● **Written request**:
Starting at the beginning of the data and ending with the line that contains "For every button, label, input, icon, or", rewrite those lines with "screenshot" swapped for "capture" and everything else unchanged, leaving out the pictures.

● **Data lines**:
----
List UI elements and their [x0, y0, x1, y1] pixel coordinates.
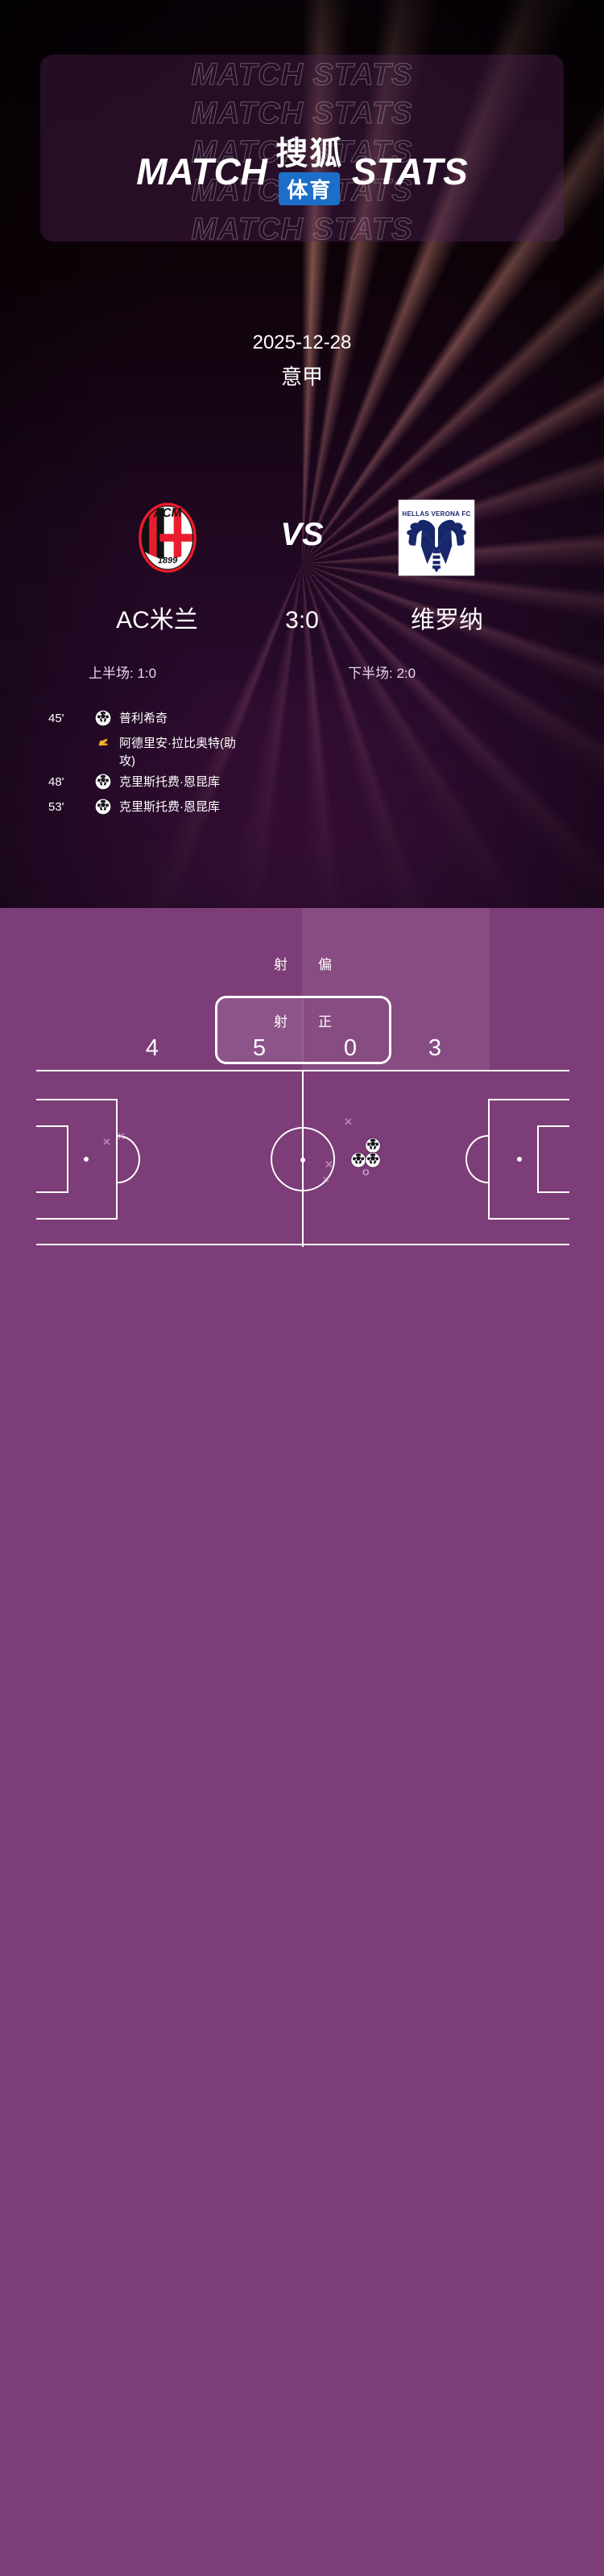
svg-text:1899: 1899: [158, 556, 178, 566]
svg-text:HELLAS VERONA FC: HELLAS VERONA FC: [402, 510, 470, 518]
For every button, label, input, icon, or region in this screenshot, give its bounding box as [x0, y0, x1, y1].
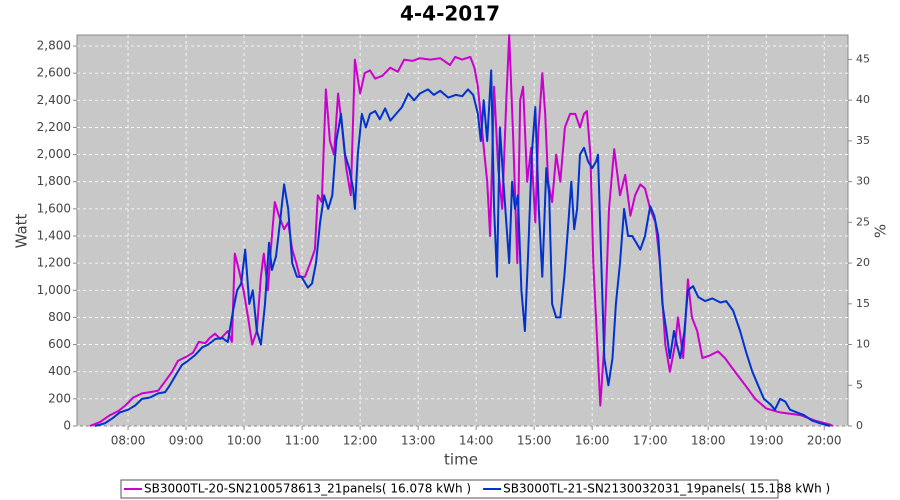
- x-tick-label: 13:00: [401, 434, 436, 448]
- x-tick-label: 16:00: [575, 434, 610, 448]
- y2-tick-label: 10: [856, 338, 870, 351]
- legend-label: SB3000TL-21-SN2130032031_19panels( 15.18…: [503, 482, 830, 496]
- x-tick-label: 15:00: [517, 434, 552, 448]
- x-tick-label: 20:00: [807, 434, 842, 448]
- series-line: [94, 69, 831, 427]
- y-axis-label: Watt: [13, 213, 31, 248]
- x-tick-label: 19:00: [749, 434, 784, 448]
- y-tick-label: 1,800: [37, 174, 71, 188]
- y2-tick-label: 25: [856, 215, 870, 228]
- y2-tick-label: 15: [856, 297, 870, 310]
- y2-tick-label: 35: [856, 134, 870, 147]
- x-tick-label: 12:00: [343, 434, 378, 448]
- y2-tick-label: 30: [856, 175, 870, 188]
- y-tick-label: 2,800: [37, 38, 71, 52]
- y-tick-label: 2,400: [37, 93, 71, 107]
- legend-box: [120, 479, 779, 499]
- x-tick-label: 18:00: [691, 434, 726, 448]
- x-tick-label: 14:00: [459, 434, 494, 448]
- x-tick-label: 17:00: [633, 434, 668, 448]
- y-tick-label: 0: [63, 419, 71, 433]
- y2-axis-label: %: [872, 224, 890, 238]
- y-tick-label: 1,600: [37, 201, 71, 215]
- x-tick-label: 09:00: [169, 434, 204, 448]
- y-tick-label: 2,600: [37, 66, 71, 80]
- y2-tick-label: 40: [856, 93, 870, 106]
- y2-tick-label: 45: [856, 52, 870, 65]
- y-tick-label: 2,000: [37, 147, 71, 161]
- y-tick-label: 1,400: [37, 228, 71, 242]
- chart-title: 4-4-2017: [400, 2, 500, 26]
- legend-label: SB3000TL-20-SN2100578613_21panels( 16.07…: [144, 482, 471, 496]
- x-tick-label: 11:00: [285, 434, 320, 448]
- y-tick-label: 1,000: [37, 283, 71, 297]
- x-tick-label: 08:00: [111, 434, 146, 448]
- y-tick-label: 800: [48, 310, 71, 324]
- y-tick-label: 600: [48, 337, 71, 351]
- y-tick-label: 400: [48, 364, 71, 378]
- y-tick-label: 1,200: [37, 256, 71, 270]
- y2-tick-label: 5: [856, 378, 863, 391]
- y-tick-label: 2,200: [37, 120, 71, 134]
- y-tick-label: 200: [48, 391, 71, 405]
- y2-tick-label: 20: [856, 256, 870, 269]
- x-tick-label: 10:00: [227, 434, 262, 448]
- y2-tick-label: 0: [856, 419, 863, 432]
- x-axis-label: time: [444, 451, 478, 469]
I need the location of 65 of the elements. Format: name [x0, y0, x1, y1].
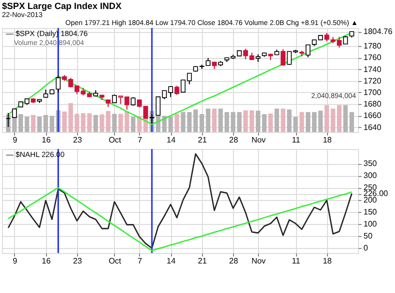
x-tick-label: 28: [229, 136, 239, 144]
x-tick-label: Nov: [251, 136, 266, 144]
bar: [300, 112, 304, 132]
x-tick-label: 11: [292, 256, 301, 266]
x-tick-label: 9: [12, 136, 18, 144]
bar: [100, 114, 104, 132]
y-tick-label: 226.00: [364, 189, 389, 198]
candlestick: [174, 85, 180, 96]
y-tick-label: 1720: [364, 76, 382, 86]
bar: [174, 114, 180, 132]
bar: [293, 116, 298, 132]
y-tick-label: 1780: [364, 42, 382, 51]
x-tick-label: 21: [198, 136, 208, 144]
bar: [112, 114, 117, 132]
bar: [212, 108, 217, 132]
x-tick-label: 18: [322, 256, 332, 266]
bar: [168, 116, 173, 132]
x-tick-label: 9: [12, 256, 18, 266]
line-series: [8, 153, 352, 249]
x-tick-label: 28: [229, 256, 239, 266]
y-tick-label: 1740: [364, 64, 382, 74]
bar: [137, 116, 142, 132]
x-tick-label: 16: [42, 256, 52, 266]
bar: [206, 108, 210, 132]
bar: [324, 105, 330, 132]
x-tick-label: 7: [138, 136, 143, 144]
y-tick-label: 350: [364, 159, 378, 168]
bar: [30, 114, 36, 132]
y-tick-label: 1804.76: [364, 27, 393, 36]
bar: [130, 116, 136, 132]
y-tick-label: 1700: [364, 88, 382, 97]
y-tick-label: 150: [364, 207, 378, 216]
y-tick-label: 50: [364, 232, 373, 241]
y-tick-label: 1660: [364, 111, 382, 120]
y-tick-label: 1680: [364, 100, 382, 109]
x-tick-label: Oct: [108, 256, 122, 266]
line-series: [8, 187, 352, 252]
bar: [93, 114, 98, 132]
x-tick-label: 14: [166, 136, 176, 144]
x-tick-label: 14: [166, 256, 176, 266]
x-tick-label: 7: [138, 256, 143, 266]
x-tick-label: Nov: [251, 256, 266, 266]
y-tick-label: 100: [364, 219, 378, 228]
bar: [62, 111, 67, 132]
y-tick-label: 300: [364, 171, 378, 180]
----
● **Exercise answer**:
List UI elements and their [x0, y0, x1, y1] pixel coordinates.
svg-text:1899: 1899: [158, 556, 178, 566]
svg-text:HELLAS VERONA FC: HELLAS VERONA FC: [402, 510, 470, 518]
For every button, label, input, icon, or region in this capture, give its bounding box as [x0, y0, x1, y1].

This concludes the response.